» TASK:
Write the listing out again, all of it, word for word.

» DATA SUPPLIED:
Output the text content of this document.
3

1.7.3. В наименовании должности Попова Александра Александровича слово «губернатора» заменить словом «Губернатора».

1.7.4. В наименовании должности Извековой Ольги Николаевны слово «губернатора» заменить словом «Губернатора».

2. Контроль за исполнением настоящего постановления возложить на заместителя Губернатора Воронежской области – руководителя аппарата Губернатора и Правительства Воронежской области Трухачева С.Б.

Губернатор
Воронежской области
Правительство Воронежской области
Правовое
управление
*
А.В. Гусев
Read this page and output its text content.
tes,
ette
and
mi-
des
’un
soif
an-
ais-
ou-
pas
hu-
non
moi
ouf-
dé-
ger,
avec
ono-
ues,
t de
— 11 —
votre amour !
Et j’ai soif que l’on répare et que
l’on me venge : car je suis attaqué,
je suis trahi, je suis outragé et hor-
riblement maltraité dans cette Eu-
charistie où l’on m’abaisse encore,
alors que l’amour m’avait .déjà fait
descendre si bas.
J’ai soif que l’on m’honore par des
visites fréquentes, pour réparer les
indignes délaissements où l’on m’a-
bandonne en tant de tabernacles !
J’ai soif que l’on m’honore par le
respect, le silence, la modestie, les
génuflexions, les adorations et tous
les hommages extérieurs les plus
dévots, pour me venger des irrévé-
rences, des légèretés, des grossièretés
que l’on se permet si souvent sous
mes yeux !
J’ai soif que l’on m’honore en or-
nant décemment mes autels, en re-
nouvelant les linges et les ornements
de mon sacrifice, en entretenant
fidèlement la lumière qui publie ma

» TASK OUTPUT:
Output the text content of this document.
3

1.7.3. В наименовании должности Попова Александра Александровича слово «губернатора» заменить словом «Губернатора».

1.7.4. В наименовании должности Извековой Ольги Николаевны слово «губернатора» заменить словом «Губернатора».

2. Контроль за исполнением настоящего постановления возложить на заместителя Губернатора Воронежской области – руководителя аппарата Губернатора и Правительства Воронежской области Трухачева С.Б.

Губернатор
Воронежской области
Правительство Воронежской области
Правовое
управление
*
А.В. Гусев
Read this page and output its text content.
tes,
ette
and
mi-
des
’un
soif
an-
ais-
ou-
pas
hu-
non
moi
ouf-
dé-
ger,
avec
ono-
ues,
t de
— 11 —
votre amour !
Et j’ai soif que l’on répare et que
l’on me venge : car je suis attaqué,
je suis trahi, je suis outragé et hor-
riblement maltraité dans cette Eu-
charistie où l’on m’abaisse encore,
alors que l’amour m’avait .déjà fait
descendre si bas.
J’ai soif que l’on m’honore par des
visites fréquentes, pour réparer les
indignes délaissements où l’on m’a-
bandonne en tant de tabernacles !
J’ai soif que l’on m’honore par le
respect, le silence, la modestie, les
génuflexions, les adorations et tous
les hommages extérieurs les plus
dévots, pour me venger des irrévé-
rences, des légèretés, des grossièretés
que l’on se permet si souvent sous
mes yeux !
J’ai soif que l’on m’honore en or-
nant décemment mes autels, en re-
nouvelant les linges et les ornements
de mon sacrifice, en entretenant
fidèlement la lumière qui publie ma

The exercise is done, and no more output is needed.